Written problem 1>
Answer these questions using the TASTI usage page:
(a) Which algorithm is used to choose cluster representatives?
(b) What embedding dimension is given when the index named 'tasti' is created?
(c) What value is passed for nb_buckets?

Skip to content

TASTI Usage

ttt-77 edited this page Oct 17, 2023 · 15 revisions

Introduction

TASTI is an index which is used to generate high-quality proxy scores via semantic similarity across embeddings.These scores can be used in existing proxy-based query processing algorithm (e.g. for aggregation, selection, inference services optimization, etc.). We have developed TASTI by employing the FPF algorithm to choose cluster representatives and utilizing the Vector Database to identify the closest cluster representatives for each data record. By evaluating the labels of these representatives and the distances of data records to them, TASTI efficiently generates a proxy score for each record. This is achieved without the need for query-specific training or extensive annotations.

We've also designed a limit engine that ranks data records based on their proxy scores. This sequential execution approach conserves resources by reducing the need for frequent deep learning model invocations.

Quick Start

from multiprocessing import Process
import numpy as np
import os
import pandas as pd
import time

from aidb.utils.asyncio import asyncio_run
from aidb.vector_database.faiss_vector_database import FaissVectorDatabase
from aidb.vector_database.tasti import Tasti
from tests.inference_service_utils.inference_service_setup import register_inference_services
from tests.inference_service_utils.http_inference_service_setup import run_server
from tests.utils import setup_gt_and_aidb_engine

DB_URL = 'sqlite+aiosqlite://'
async def test_jackson_number_objects(queries):

  dirname = os.path.dirname(__file__)
  data_dir = os.path.join(dirname, 'tests/data/jackson')
  p = Process(target=run_server, args=[str(data_dir)])
  p.start()
  time.sleep(3)

  # load embeddings, each data record corresponds to one embedding
  embeddings = np.load('./tests/embeddings.npy')
  embeddings = list(embeddings)
  embeddings_list = [embeddings[i] for i in range(0, 15000, 15)]
  vector_ids = pd.DataFrame({'id': range(1000)})
  data = pd.DataFrame({'id': range(1000), 'values': embeddings_list})

  # vector database configuration
  user_database = FaissVectorDatabase(path='./')
  user_database.create_index(index_name='tasti', embedding_dim=128, recreate_index=True)
  user_database.insert_data(index_name='tasti', data=data)
  user_database.save_index(index_name='tasti')

  tasti_index = Tasti(index_name='tasti', vector_ids=vector_ids, vector_database=user_database, nb_buckets=100)
  blob_mapping_table_name = 'blobs_mapping'

  _, aidb_engine = await setup_gt_and_aidb_engine(DB_URL, data_dir, tasti_index, blob_mapping_table_name)

  register_inference_services(aidb_engine, data_dir)

  for aidb_query in queries:
    aidb_res = aidb_engine.execute(aidb_query)
    print(aidb_res)

  p.terminate()


if __name__ == '__main__':
  queries = [
    '''SELECT * FROM colors02 WHERE frame >= 1000 and colors02.color = 'black' LIMIT 100;''',
    '''SELECT frame, light_1, light_2 FROM lights01 WHERE light_2 = 'green' LIMIT 100;''',
    '''SELECT * FROM objects00 WHERE object_name = 'car' OR frame < 1000 LIMIT 100;'''
  ]
  asyncio_run(test_jackson_number_objects(queries))

Excerpted data>
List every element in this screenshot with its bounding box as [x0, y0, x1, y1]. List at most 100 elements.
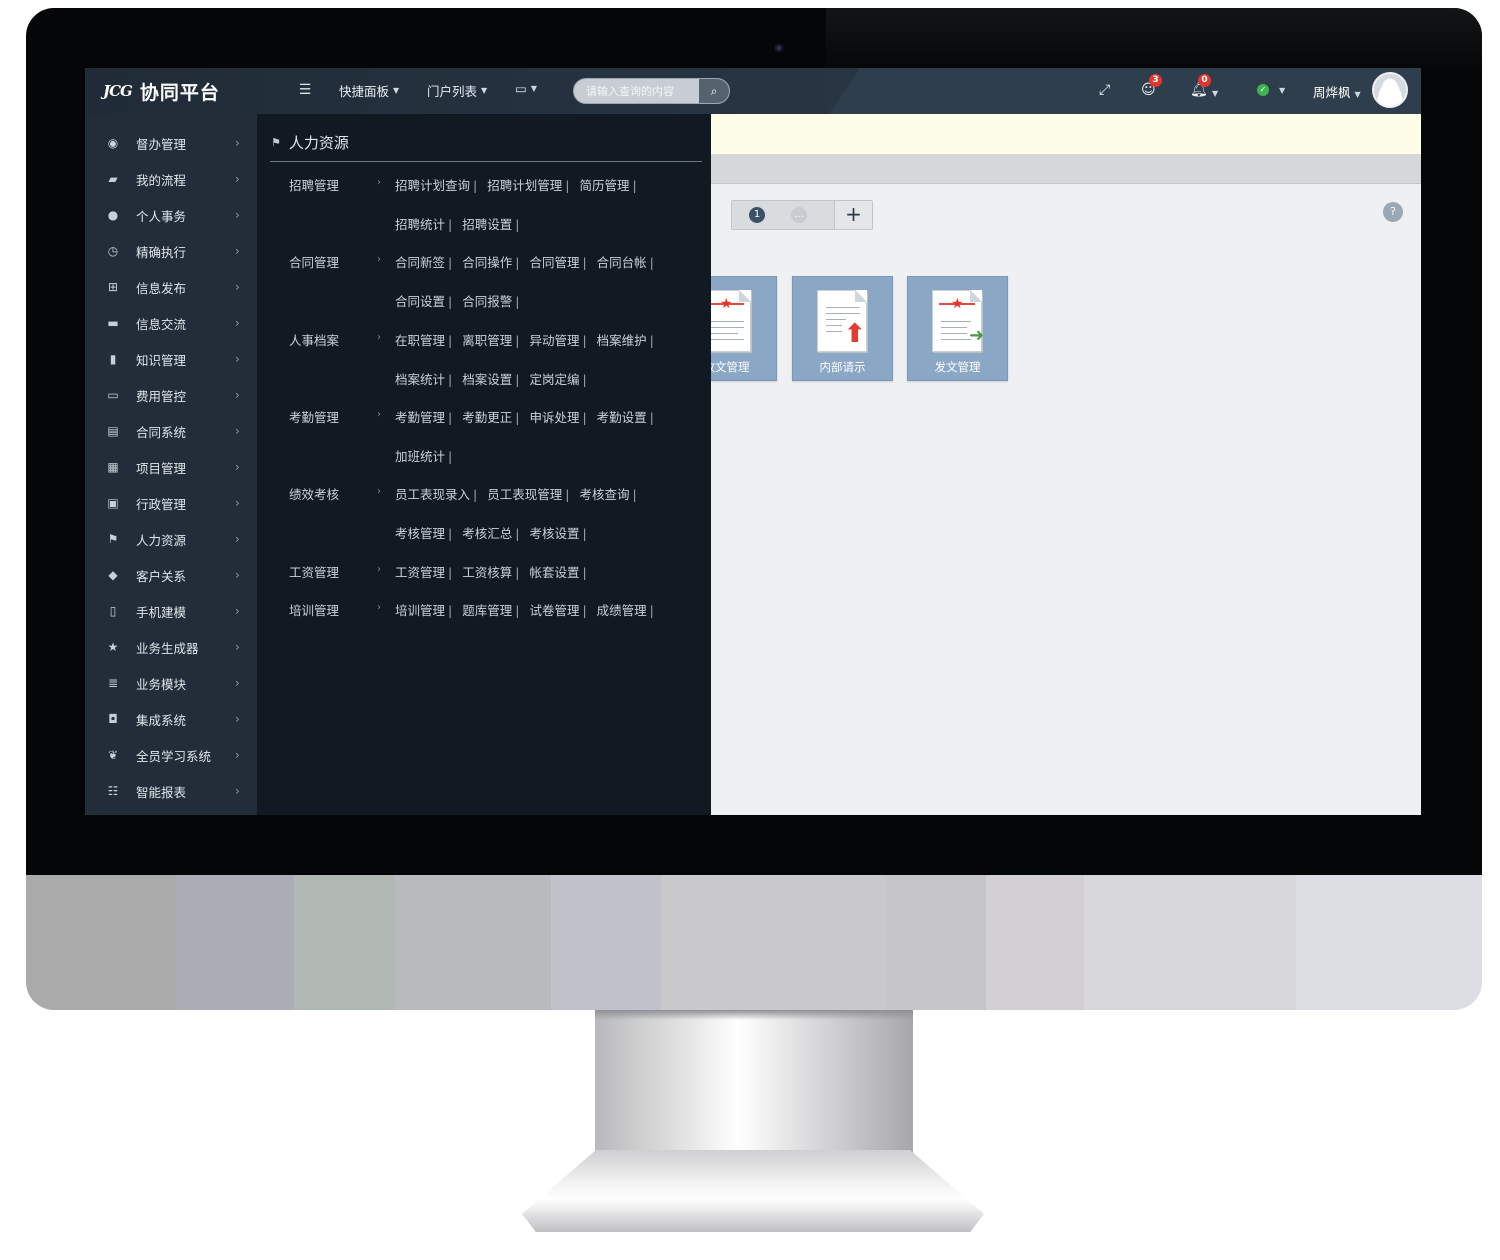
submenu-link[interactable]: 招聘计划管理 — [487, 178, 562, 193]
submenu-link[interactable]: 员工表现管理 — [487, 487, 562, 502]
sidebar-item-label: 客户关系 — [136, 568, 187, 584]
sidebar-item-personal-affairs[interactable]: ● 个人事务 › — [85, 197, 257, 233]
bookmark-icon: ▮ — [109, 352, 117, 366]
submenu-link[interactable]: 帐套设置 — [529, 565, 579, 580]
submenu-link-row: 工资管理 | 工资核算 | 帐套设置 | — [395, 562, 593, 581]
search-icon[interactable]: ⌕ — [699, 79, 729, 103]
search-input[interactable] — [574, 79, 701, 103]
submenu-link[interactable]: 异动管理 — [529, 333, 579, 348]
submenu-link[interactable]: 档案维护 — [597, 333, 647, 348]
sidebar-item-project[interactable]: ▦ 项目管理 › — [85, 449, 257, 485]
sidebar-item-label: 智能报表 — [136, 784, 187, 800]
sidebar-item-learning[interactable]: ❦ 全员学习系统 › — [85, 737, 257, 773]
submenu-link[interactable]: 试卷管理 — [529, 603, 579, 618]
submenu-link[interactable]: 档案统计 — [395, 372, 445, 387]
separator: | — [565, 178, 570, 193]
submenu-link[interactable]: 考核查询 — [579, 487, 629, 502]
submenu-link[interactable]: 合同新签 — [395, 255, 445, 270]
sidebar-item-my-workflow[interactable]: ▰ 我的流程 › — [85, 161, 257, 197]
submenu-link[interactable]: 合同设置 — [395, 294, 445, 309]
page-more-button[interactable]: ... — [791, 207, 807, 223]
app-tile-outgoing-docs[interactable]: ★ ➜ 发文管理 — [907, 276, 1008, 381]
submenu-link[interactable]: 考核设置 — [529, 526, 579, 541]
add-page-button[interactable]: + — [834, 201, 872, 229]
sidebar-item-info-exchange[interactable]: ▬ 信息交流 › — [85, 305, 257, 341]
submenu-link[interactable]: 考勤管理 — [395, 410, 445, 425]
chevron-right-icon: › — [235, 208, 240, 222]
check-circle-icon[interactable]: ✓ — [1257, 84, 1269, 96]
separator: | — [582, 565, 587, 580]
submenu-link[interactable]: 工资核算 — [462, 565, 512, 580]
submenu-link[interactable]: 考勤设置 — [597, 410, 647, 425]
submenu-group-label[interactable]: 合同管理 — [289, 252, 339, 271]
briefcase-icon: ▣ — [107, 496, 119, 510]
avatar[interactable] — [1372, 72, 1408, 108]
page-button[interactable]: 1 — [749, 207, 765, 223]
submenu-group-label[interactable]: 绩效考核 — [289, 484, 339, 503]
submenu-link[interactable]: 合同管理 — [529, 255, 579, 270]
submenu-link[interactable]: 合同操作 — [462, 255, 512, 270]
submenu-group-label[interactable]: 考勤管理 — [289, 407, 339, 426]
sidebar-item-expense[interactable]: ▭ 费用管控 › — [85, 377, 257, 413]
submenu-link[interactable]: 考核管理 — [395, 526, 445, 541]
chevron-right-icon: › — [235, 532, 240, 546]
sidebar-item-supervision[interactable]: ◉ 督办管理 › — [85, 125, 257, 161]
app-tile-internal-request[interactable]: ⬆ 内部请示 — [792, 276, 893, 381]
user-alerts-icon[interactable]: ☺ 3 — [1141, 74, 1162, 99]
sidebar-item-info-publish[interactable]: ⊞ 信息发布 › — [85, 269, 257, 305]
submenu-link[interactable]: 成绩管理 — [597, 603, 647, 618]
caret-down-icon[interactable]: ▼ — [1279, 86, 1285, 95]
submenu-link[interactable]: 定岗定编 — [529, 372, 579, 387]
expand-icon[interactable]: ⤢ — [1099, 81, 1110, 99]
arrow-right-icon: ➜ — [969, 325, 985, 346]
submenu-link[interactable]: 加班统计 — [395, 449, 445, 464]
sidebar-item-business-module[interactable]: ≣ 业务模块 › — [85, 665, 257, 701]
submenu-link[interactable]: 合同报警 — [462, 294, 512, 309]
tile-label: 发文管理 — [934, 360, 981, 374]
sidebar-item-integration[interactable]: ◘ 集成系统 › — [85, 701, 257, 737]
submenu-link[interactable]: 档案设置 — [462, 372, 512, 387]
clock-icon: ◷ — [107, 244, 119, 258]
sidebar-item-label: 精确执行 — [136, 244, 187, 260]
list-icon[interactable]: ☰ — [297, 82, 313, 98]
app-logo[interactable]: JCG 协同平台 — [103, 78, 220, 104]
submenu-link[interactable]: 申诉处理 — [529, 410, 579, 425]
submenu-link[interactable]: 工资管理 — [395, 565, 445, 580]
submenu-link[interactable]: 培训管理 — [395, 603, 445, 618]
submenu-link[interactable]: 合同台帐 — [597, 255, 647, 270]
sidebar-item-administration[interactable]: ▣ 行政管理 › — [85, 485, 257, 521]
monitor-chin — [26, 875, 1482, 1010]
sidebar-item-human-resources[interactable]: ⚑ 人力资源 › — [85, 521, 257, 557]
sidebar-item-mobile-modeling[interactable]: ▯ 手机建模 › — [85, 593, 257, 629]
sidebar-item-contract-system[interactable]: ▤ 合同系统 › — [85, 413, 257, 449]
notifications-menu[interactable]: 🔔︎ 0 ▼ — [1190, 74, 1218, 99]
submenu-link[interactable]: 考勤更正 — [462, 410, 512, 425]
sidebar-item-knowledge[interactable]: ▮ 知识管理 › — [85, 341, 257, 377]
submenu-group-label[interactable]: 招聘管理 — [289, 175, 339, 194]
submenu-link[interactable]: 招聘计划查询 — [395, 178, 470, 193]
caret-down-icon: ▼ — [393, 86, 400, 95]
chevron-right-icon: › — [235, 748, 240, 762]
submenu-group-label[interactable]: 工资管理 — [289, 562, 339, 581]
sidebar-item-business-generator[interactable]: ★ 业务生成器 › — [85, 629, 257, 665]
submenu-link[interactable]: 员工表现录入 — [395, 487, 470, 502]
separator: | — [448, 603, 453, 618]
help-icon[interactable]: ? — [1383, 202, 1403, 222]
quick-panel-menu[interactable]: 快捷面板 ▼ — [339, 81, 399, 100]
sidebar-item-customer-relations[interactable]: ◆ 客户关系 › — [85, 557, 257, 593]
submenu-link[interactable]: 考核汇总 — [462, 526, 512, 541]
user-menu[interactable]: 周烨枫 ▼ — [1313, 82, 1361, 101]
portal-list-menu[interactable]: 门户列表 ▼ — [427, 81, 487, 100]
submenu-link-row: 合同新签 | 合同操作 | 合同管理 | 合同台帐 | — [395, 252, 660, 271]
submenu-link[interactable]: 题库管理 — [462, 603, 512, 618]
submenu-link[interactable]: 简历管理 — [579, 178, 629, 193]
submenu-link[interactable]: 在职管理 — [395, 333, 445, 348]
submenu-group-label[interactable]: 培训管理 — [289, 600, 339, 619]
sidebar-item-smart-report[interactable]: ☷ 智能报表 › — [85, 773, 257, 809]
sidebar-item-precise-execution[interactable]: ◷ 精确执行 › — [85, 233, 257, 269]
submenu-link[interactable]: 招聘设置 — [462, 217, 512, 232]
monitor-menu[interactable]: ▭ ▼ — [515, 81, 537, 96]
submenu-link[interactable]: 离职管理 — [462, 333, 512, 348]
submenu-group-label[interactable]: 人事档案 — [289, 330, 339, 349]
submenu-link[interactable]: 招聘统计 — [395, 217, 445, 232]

==

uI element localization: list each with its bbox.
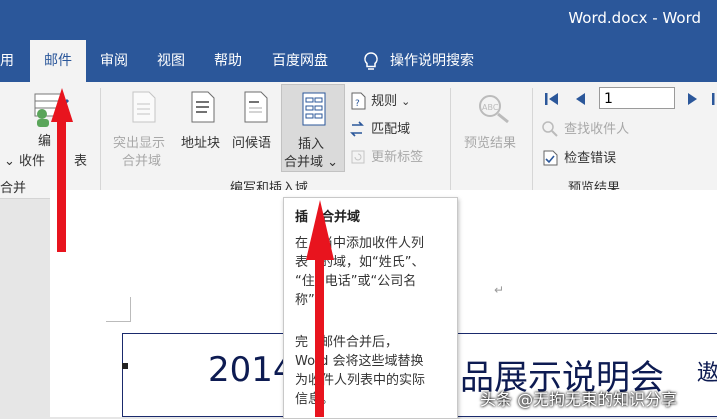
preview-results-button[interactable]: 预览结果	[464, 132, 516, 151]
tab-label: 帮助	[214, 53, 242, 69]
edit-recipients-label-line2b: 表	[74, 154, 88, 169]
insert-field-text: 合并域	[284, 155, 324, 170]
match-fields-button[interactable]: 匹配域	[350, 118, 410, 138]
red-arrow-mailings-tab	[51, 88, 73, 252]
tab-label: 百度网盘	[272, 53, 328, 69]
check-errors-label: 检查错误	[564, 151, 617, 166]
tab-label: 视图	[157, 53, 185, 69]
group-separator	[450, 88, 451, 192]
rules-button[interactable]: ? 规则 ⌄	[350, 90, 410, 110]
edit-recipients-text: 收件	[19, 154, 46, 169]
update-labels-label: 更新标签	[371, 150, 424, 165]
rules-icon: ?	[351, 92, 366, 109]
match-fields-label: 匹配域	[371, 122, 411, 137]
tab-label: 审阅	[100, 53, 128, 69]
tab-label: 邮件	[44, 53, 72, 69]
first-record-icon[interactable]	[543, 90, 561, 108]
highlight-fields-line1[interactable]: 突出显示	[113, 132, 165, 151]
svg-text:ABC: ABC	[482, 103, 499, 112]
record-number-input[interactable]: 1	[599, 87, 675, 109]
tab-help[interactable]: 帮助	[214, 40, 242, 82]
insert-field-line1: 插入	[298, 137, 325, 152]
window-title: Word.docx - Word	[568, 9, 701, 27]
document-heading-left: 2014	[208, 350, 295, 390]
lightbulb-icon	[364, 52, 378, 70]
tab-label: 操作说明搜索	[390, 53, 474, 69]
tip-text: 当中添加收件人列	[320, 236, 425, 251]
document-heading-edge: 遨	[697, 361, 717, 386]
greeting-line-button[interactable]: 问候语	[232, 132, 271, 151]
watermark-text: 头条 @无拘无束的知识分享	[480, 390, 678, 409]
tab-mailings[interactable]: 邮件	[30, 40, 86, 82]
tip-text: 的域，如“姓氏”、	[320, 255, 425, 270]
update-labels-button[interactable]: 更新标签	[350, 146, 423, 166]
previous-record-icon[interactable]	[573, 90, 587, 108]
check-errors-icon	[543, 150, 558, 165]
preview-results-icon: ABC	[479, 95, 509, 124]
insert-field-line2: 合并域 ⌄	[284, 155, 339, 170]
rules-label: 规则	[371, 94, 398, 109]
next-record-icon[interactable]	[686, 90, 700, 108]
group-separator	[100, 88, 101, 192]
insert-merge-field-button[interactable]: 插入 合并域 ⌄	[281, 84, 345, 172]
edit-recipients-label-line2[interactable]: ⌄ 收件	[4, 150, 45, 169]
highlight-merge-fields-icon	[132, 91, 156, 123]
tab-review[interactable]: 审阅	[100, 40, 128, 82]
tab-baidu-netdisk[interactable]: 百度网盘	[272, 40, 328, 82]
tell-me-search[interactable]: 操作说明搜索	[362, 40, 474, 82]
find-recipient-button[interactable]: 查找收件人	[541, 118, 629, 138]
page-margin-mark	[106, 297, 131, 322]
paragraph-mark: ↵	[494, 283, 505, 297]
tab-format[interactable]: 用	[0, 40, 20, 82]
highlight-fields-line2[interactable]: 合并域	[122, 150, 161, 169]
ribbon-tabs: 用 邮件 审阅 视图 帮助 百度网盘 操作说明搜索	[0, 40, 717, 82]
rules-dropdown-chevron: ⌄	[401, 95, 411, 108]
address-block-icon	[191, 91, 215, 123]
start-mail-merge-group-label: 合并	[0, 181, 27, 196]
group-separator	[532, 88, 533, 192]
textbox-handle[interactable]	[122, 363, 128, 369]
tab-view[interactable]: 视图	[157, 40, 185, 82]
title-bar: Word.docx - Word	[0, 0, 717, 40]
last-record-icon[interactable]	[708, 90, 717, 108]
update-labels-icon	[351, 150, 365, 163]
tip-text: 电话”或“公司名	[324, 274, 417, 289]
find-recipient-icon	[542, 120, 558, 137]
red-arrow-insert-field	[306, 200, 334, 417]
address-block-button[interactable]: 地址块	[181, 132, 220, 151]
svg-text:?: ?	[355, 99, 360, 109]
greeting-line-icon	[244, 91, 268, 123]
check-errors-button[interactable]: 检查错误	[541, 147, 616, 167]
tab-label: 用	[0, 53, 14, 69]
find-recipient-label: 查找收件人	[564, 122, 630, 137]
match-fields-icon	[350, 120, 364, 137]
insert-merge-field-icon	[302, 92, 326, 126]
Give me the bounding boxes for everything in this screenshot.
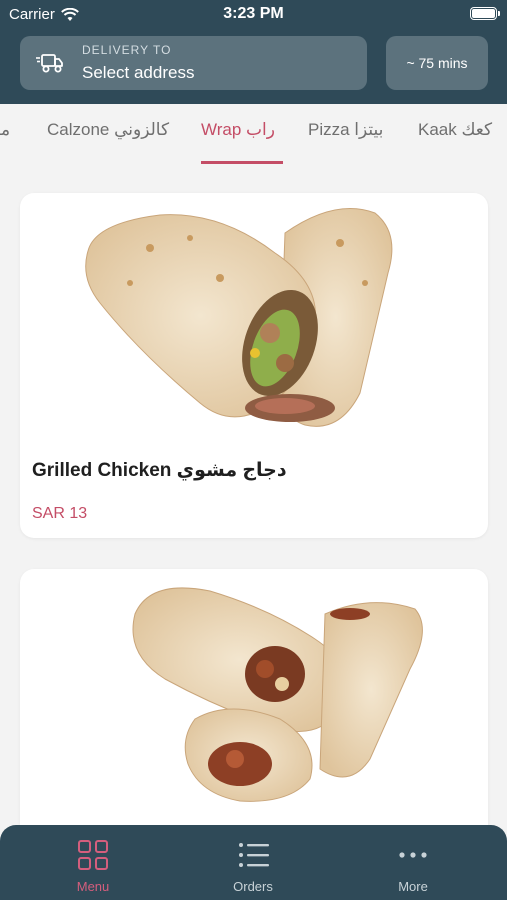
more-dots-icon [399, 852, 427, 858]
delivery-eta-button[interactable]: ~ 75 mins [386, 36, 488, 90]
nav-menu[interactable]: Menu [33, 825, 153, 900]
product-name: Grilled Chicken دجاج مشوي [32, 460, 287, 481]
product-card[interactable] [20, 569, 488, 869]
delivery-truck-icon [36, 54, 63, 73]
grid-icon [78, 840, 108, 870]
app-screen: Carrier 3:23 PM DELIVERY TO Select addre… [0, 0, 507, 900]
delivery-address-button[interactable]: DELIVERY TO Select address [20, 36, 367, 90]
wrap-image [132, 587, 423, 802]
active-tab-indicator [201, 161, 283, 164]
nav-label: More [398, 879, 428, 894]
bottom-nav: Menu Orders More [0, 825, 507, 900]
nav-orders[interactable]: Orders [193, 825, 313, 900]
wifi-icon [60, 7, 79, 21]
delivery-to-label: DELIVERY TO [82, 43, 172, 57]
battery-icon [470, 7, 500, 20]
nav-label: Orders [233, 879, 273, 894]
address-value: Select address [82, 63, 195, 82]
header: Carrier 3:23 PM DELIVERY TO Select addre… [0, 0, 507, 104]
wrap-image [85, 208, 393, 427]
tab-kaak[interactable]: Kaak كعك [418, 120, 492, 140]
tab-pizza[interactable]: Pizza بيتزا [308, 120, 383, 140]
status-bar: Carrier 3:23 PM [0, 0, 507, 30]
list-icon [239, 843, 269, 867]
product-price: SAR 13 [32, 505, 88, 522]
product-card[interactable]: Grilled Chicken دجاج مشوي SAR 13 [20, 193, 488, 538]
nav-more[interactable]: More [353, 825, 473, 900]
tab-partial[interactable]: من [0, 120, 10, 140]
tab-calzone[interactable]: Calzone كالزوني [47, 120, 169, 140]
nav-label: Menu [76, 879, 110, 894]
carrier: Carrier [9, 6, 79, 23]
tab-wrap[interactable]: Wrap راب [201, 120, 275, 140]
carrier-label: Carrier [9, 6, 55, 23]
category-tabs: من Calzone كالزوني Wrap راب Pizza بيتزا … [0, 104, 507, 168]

==

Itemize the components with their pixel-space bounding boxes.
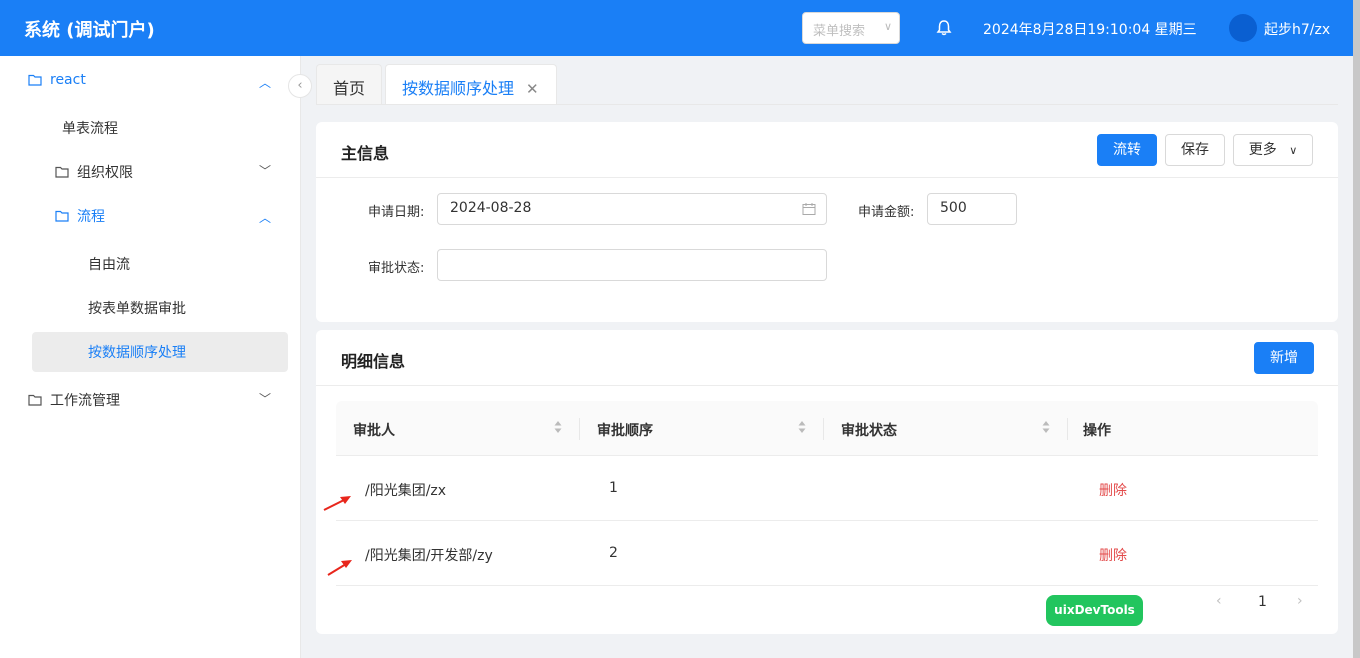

Written problem 2> In the listing, express the part that opens with the line containing "Give me the" and closes with the line containing "nav-more[interactable]: More [353, 825, 473, 900]" as a JSON list of strings. Include both of those lines, use one string per line, skip blank lines, and leave out the picture.

Response 1>
(a) The FPF algorithm.
(b) 128.
(c) 100.

Response 2>
[
  "Give me the bounding boxes for everything in this screenshot.",
  "more-dots-icon [399, 852, 427, 858]",
  "delivery-eta-button[interactable]: ~ 75 mins [386, 36, 488, 90]",
  "nav-menu[interactable]: Menu [33, 825, 153, 900]",
  "product-name: Grilled Chicken دجاج مشوي [32, 460, 287, 481]",
  "product-card[interactable] [20, 569, 488, 869]",
  "delivery-truck-icon [36, 54, 63, 73]",
  "grid-icon [78, 840, 108, 870]",
  "app-screen: Carrier 3:23 PM DELIVERY TO Select addre… [0, 0, 507, 900]",
  "delivery-address-button[interactable]: DELIVERY TO Select address [20, 36, 367, 90]",
  "wrap-image [132, 587, 423, 802]",
  "active-tab-indicator [201, 161, 283, 164]",
  "nav-label: More [398, 879, 428, 894]",
  "bottom-nav: Menu Orders More [0, 825, 507, 900]",
  "nav-orders[interactable]: Orders [193, 825, 313, 900]",
  "wifi-icon [60, 7, 79, 21]",
  "delivery-to-label: DELIVERY TO [82, 43, 172, 57]",
  "battery-icon [470, 7, 500, 20]",
  "nav-label: Orders [233, 879, 273, 894]",
  "address-value: Select address [82, 63, 195, 82]",
  "header: Carrier 3:23 PM DELIVERY TO Select addre… [0, 0, 507, 104]",
  "wrap-image [85, 208, 393, 427]",
  "tab-kaak[interactable]: Kaak كعك [418, 120, 492, 140]",
  "tab-pizza[interactable]: Pizza بيتزا [308, 120, 383, 140]",
  "status-bar: Carrier 3:23 PM [0, 0, 507, 30]",
  "list-icon [239, 843, 269, 867]",
  "product-price: SAR 13 [32, 505, 88, 522]",
  "product-card[interactable]: Grilled Chicken دجاج مشوي SAR 13 [20, 193, 488, 538]",
  "nav-more[interactable]: More [353, 825, 473, 900]"
]